(Data entries)
▽
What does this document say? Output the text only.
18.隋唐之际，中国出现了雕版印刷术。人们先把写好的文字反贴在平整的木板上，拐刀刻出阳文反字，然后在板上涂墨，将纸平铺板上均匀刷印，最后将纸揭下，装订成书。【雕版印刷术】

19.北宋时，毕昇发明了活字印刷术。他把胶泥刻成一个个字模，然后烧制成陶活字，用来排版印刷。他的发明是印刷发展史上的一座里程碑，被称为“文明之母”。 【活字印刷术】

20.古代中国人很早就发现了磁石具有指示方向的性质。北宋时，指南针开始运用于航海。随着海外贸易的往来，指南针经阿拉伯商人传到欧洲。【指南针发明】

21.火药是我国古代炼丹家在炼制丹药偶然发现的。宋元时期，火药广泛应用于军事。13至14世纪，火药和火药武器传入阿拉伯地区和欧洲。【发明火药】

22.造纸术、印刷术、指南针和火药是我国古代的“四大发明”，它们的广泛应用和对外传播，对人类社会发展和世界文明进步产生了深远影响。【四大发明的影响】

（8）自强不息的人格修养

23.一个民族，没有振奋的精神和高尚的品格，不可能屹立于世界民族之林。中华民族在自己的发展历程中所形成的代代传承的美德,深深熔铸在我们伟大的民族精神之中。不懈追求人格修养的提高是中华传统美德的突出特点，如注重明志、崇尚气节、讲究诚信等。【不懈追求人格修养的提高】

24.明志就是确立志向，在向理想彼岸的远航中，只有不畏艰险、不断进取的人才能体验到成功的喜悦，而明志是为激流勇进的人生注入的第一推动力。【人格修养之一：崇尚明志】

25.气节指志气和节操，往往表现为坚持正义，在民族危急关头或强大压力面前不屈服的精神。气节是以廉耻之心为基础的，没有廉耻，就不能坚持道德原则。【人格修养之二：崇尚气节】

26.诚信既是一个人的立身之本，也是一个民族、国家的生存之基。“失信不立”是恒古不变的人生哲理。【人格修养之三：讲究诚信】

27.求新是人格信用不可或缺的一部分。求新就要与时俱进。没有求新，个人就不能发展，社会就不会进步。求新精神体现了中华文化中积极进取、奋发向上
△
● **The request**
Type the material above out again, exactly.

● **Solution**
What does this document say? Output the text only.
18.隋唐之际，中国出现了雕版印刷术。人们先把写好的文字反贴在平整的木板上，拐刀刻出阳文反字，然后在板上涂墨，将纸平铺板上均匀刷印，最后将纸揭下，装订成书。【雕版印刷术】

19.北宋时，毕昇发明了活字印刷术。他把胶泥刻成一个个字模，然后烧制成陶活字，用来排版印刷。他的发明是印刷发展史上的一座里程碑，被称为“文明之母”。 【活字印刷术】

20.古代中国人很早就发现了磁石具有指示方向的性质。北宋时，指南针开始运用于航海。随着海外贸易的往来，指南针经阿拉伯商人传到欧洲。【指南针发明】

21.火药是我国古代炼丹家在炼制丹药偶然发现的。宋元时期，火药广泛应用于军事。13至14世纪，火药和火药武器传入阿拉伯地区和欧洲。【发明火药】

22.造纸术、印刷术、指南针和火药是我国古代的“四大发明”，它们的广泛应用和对外传播，对人类社会发展和世界文明进步产生了深远影响。【四大发明的影响】

（8）自强不息的人格修养

23.一个民族，没有振奋的精神和高尚的品格，不可能屹立于世界民族之林。中华民族在自己的发展历程中所形成的代代传承的美德,深深熔铸在我们伟大的民族精神之中。不懈追求人格修养的提高是中华传统美德的突出特点，如注重明志、崇尚气节、讲究诚信等。【不懈追求人格修养的提高】

24.明志就是确立志向，在向理想彼岸的远航中，只有不畏艰险、不断进取的人才能体验到成功的喜悦，而明志是为激流勇进的人生注入的第一推动力。【人格修养之一：崇尚明志】

25.气节指志气和节操，往往表现为坚持正义，在民族危急关头或强大压力面前不屈服的精神。气节是以廉耻之心为基础的，没有廉耻，就不能坚持道德原则。【人格修养之二：崇尚气节】

26.诚信既是一个人的立身之本，也是一个民族、国家的生存之基。“失信不立”是恒古不变的人生哲理。【人格修养之三：讲究诚信】

27.求新是人格信用不可或缺的一部分。求新就要与时俱进。没有求新，个人就不能发展，社会就不会进步。求新精神体现了中华文化中积极进取、奋发向上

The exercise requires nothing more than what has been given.